**Material for the task:**
• • •
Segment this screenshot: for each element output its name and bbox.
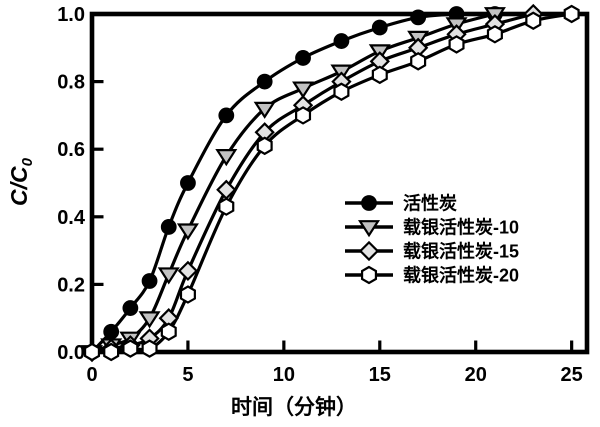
series-0-circle-marker: [122, 300, 139, 316]
series-3-hexagon-marker: [103, 342, 120, 362]
series-0-circle-marker: [295, 50, 311, 66]
series-3-hexagon-marker: [525, 11, 542, 31]
series-3-hexagon-marker: [218, 197, 235, 216]
series-1-triangle-down-marker: [215, 149, 238, 167]
series-1-triangle-down-marker: [157, 267, 180, 285]
series-1-triangle-down-marker: [176, 223, 199, 241]
x-tick-label: 15: [369, 364, 391, 386]
series-3-hexagon-marker: [160, 322, 177, 341]
series-3-hexagon-marker: [410, 52, 427, 71]
x-tick-label: 0: [86, 364, 97, 386]
x-tick-label: 5: [182, 364, 193, 386]
series-3-hexagon-marker: [563, 4, 580, 24]
data-series: [90, 12, 572, 354]
series-3-hexagon-marker: [179, 285, 196, 304]
y-axis-title-subscript: 0: [19, 157, 36, 166]
series-1-triangle-down-marker: [292, 81, 315, 99]
series-1-triangle-down-marker: [138, 311, 161, 329]
legend-item: 活性炭: [345, 193, 457, 214]
data-markers: [80, 3, 580, 363]
legend-item: 载银活性炭-10: [345, 217, 519, 238]
series-0-circle-marker: [410, 9, 427, 26]
legend-item: 载银活性炭-15: [345, 241, 519, 262]
axis-ticks: 0 5 10 15 20 25 0.0 0.2 0.4 0.6 0.8 1.0: [57, 4, 583, 386]
y-tick-label: 0.6: [57, 139, 85, 161]
series-0-line: [90, 12, 495, 354]
series-0-circle-marker: [218, 107, 235, 124]
series-3-hexagon-marker: [448, 35, 465, 54]
legend-triangle-down-icon: [357, 220, 381, 238]
legend-circle-icon: [361, 195, 377, 211]
series-3-hexagon-marker: [83, 342, 101, 362]
y-tick-label: 1.0: [57, 4, 85, 26]
series-3-hexagon-marker: [256, 136, 273, 156]
x-tick-label: 20: [465, 364, 487, 386]
series-0-circle-marker: [141, 273, 158, 289]
series-3-hexagon-marker: [122, 339, 139, 358]
legend-item-label: 载银活性炭-20: [403, 265, 519, 286]
series-3-hexagon-marker: [486, 25, 503, 44]
series-0-circle-marker: [103, 323, 120, 340]
y-tick-label: 0.8: [57, 72, 85, 94]
series-0-circle-marker: [371, 19, 388, 36]
x-tick-label: 10: [273, 364, 295, 386]
series-2-diamond-marker: [177, 260, 199, 282]
series-3-hexagon-marker: [141, 339, 158, 358]
series-0-circle-marker: [180, 175, 196, 191]
plot-frame: [89, 11, 590, 355]
series-0-circle-marker: [160, 219, 177, 235]
legend-item: 载银活性炭-20: [345, 265, 519, 286]
y-tick-label: 0.0: [57, 342, 85, 364]
legend-item-label: 载银活性炭-10: [403, 217, 519, 238]
x-tick-label: 25: [561, 364, 583, 386]
series-0-circle-marker: [256, 73, 273, 90]
legend-item-label: 活性炭: [403, 193, 457, 214]
y-axis-title: C/C0: [6, 157, 36, 206]
series-3-hexagon-marker: [333, 82, 350, 102]
legend-diamond-icon: [358, 240, 380, 262]
legend-hexagon-icon: [360, 265, 378, 285]
series-3-hexagon-marker: [371, 65, 388, 85]
legend-item-label: 载银活性炭-15: [403, 241, 519, 262]
y-axis-title-main: C/C: [6, 166, 32, 206]
series-0-circle-marker: [333, 33, 350, 49]
series-1-triangle-down-marker: [253, 101, 276, 119]
x-axis-title: 时间（分钟）: [231, 395, 357, 419]
y-tick-label: 0.4: [57, 207, 86, 229]
y-tick-label: 0.2: [57, 274, 85, 296]
series-3-line: [91, 12, 572, 354]
series-3-hexagon-marker: [295, 106, 312, 125]
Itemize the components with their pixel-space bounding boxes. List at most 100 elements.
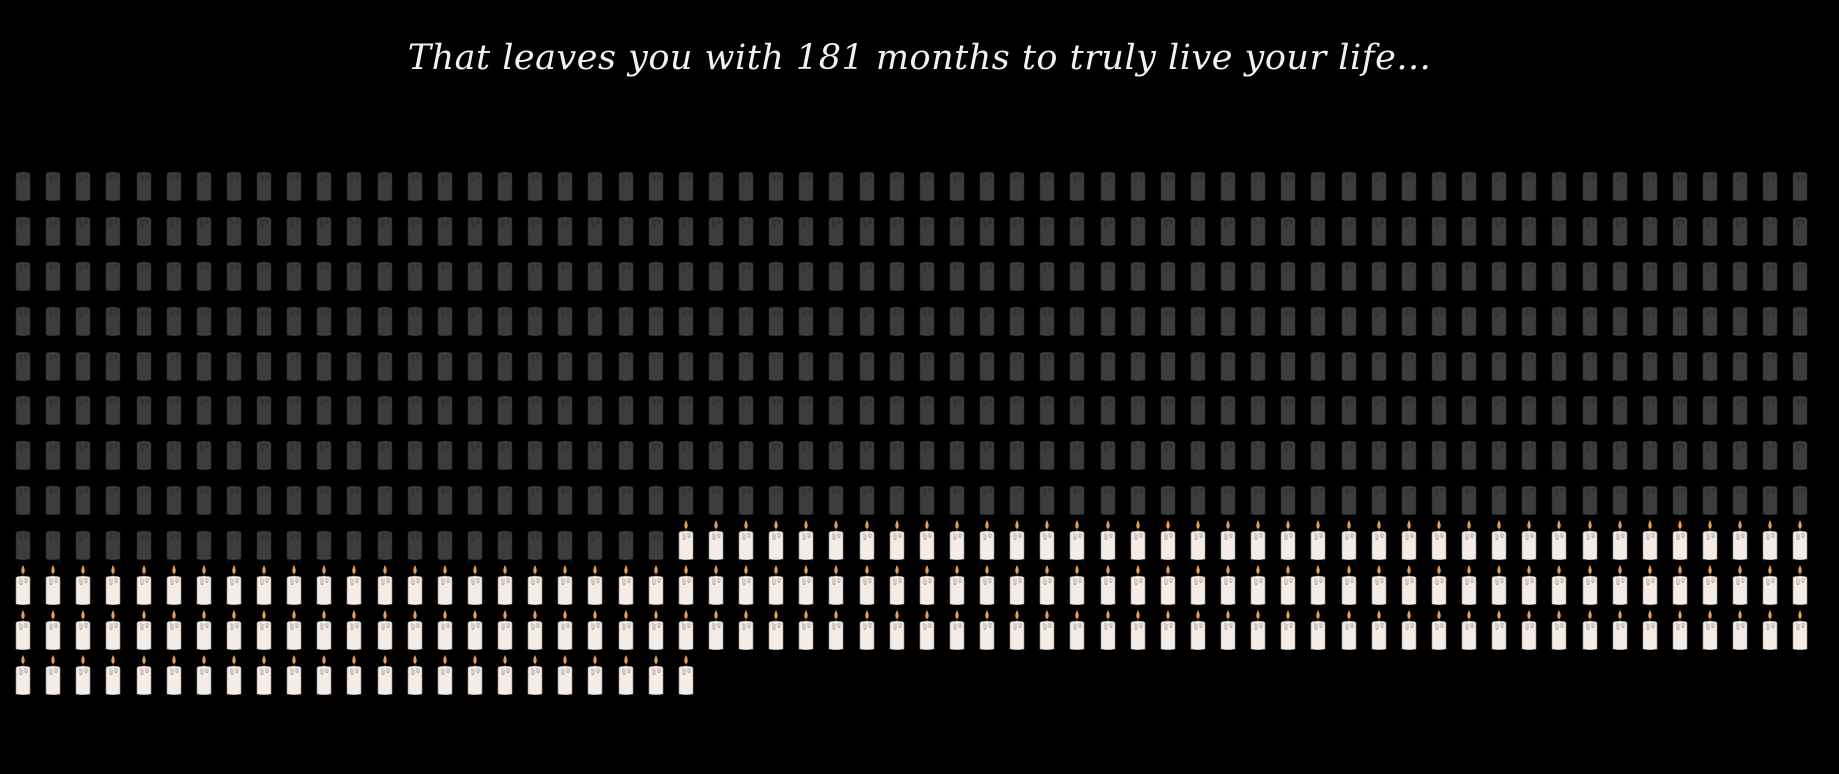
• • •
Rewrite the listing lines from the one holding "series-0-circle-marker: [122, 300, 139, 316]" through the one holding "series-3-hexagon-marker: [122, 339, 139, 358]", both included, swapping every "triangle-down" for "inverted-triangle" and leaving all else unchanged.

**Expected answer:**
series-0-circle-marker: [122, 300, 139, 316]
series-3-hexagon-marker: [103, 342, 120, 362]
series-0-circle-marker: [295, 50, 311, 66]
series-3-hexagon-marker: [525, 11, 542, 31]
series-3-hexagon-marker: [218, 197, 235, 216]
series-1-inverted-triangle-marker: [215, 149, 238, 167]
series-1-inverted-triangle-marker: [157, 267, 180, 285]
series-1-inverted-triangle-marker: [176, 223, 199, 241]
x-tick-label: 15: [369, 364, 391, 386]
series-3-hexagon-marker: [160, 322, 177, 341]
series-3-hexagon-marker: [410, 52, 427, 71]
x-tick-label: 0: [86, 364, 97, 386]
x-tick-label: 5: [182, 364, 193, 386]
series-3-hexagon-marker: [563, 4, 580, 24]
data-series: [90, 12, 572, 354]
series-3-hexagon-marker: [179, 285, 196, 304]
y-axis-title-subscript: 0: [19, 157, 36, 166]
series-1-inverted-triangle-marker: [292, 81, 315, 99]
series-1-inverted-triangle-marker: [138, 311, 161, 329]
legend-item: 活性炭: [345, 193, 457, 214]
data-markers: [80, 3, 580, 363]
legend-item: 载银活性炭-10: [345, 217, 519, 238]
series-0-circle-marker: [410, 9, 427, 26]
legend-item: 载银活性炭-15: [345, 241, 519, 262]
axis-ticks: 0 5 10 15 20 25 0.0 0.2 0.4 0.6 0.8 1.0: [57, 4, 583, 386]
y-tick-label: 0.6: [57, 139, 85, 161]
series-0-line: [90, 12, 495, 354]
series-0-circle-marker: [218, 107, 235, 124]
series-3-hexagon-marker: [448, 35, 465, 54]
legend-inverted-triangle-icon: [357, 220, 381, 238]
legend-circle-icon: [361, 195, 377, 211]
series-3-hexagon-marker: [83, 342, 101, 362]
y-tick-label: 1.0: [57, 4, 85, 26]
series-3-hexagon-marker: [256, 136, 273, 156]
x-tick-label: 20: [465, 364, 487, 386]
series-0-circle-marker: [141, 273, 158, 289]
series-3-hexagon-marker: [122, 339, 139, 358]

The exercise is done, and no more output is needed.